● **The task**: Leaving out all images, write out the records that follow exactly.

** begin Excerpted records **

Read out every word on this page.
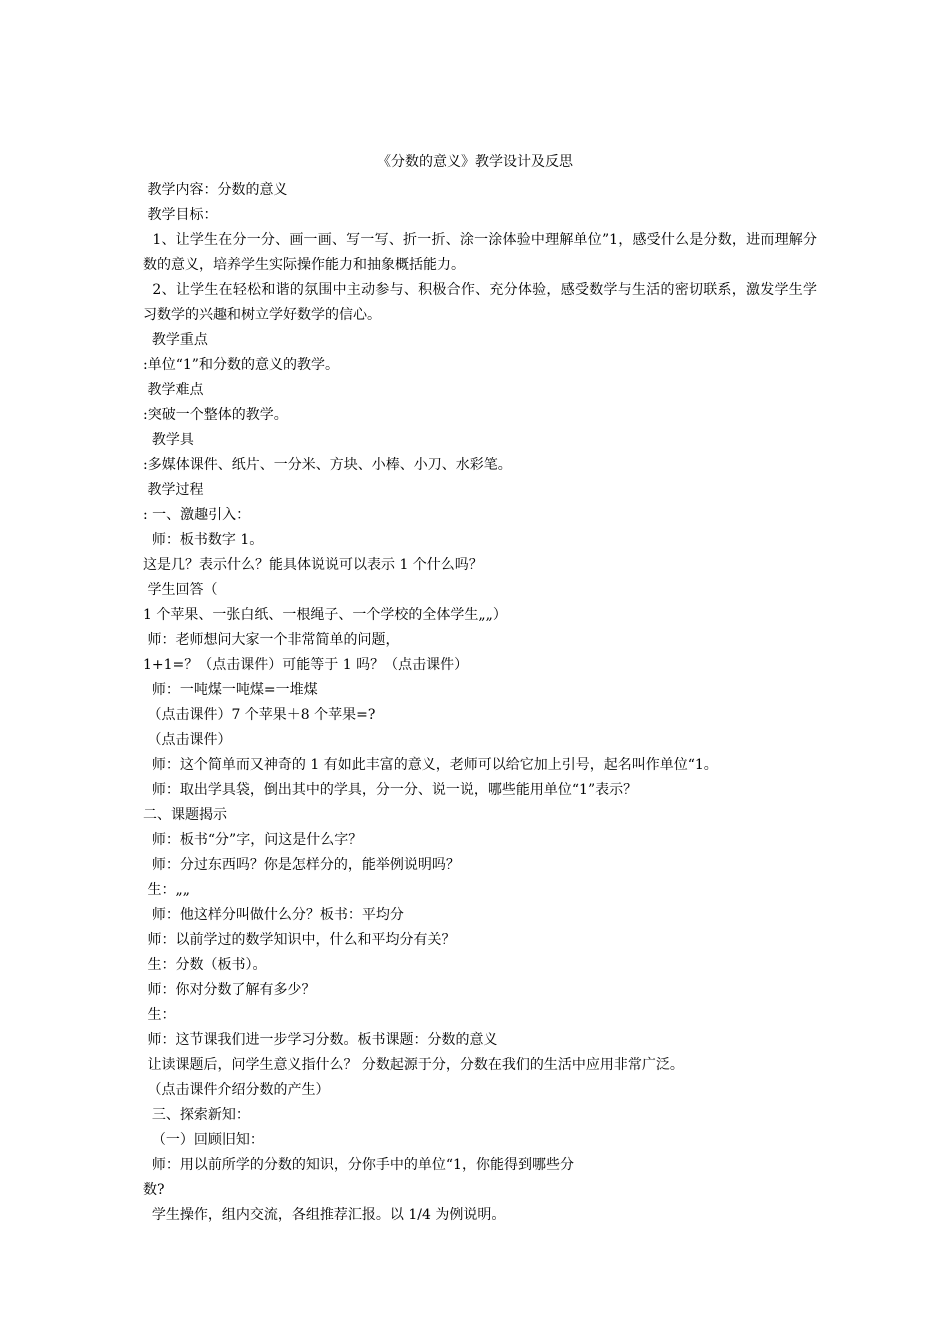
《分数的意义》教学设计及反思
教学内容：分数的意义
教学目标：
1、让学生在分一分、画一画、写一写、折一折、涂一涂体验中理解单位”1，感受什么是分数，进而理解分数的意义，培养学生实际操作能力和抽象概括能力。
2、让学生在轻松和谐的氛围中主动参与、积极合作、充分体验，感受数学与生活的密切联系，激发学生学习数学的兴趣和树立学好数学的信心。
教学重点
:单位“1”和分数的意义的教学。
教学难点
:突破一个整体的教学。
教学具
:多媒体课件、纸片、一分米、方块、小棒、小刀、水彩笔。
教学过程
: 一、激趣引入：
师：板书数字 1。
这是几？表示什么？能具体说说可以表示 1 个什么吗？
学生回答（
1 个苹果、一张白纸、一根绳子、一个学校的全体学生„„）
师：老师想问大家一个非常简单的问题，
1+1=？（点击课件）可能等于 1 吗？（点击课件）
师：一吨煤一吨煤=一堆煤
（点击课件）7 个苹果＋8 个苹果=?
（点击课件）
师：这个简单而又神奇的 1 有如此丰富的意义，老师可以给它加上引号，起名叫作单位“1。
师：取出学具袋，倒出其中的学具，分一分、说一说，哪些能用单位“1”表示？
二、课题揭示
师：板书“分”字，问这是什么字？
师：分过东西吗？你是怎样分的，能举例说明吗？
生：„„
师：他这样分叫做什么分？板书：平均分
师：以前学过的数学知识中，什么和平均分有关？
生：分数（板书）。
师：你对分数了解有多少？
生：
师：这节课我们进一步学习分数。板书课题：分数的意义
让读课题后，问学生意义指什么？ 分数起源于分，分数在我们的生活中应用非常广泛。
（点击课件介绍分数的产生）
三、探索新知：
（一）回顾旧知：
师：用以前所学的分数的知识，分你手中的单位“1，你能得到哪些分
数?
学生操作，组内交流，各组推荐汇报。以 1/4 为例说明。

** end Excerpted records **

● **Full solution**:
Read out every word on this page.
《分数的意义》教学设计及反思
教学内容：分数的意义
教学目标：
1、让学生在分一分、画一画、写一写、折一折、涂一涂体验中理解单位”1，感受什么是分数，进而理解分数的意义，培养学生实际操作能力和抽象概括能力。
2、让学生在轻松和谐的氛围中主动参与、积极合作、充分体验，感受数学与生活的密切联系，激发学生学习数学的兴趣和树立学好数学的信心。
教学重点
:单位“1”和分数的意义的教学。
教学难点
:突破一个整体的教学。
教学具
:多媒体课件、纸片、一分米、方块、小棒、小刀、水彩笔。
教学过程
: 一、激趣引入：
师：板书数字 1。
这是几？表示什么？能具体说说可以表示 1 个什么吗？
学生回答（
1 个苹果、一张白纸、一根绳子、一个学校的全体学生„„）
师：老师想问大家一个非常简单的问题，
1+1=？（点击课件）可能等于 1 吗？（点击课件）
师：一吨煤一吨煤=一堆煤
（点击课件）7 个苹果＋8 个苹果=?
（点击课件）
师：这个简单而又神奇的 1 有如此丰富的意义，老师可以给它加上引号，起名叫作单位“1。
师：取出学具袋，倒出其中的学具，分一分、说一说，哪些能用单位“1”表示？
二、课题揭示
师：板书“分”字，问这是什么字？
师：分过东西吗？你是怎样分的，能举例说明吗？
生：„„
师：他这样分叫做什么分？板书：平均分
师：以前学过的数学知识中，什么和平均分有关？
生：分数（板书）。
师：你对分数了解有多少？
生：
师：这节课我们进一步学习分数。板书课题：分数的意义
让读课题后，问学生意义指什么？ 分数起源于分，分数在我们的生活中应用非常广泛。
（点击课件介绍分数的产生）
三、探索新知：
（一）回顾旧知：
师：用以前所学的分数的知识，分你手中的单位“1，你能得到哪些分
数?
学生操作，组内交流，各组推荐汇报。以 1/4 为例说明。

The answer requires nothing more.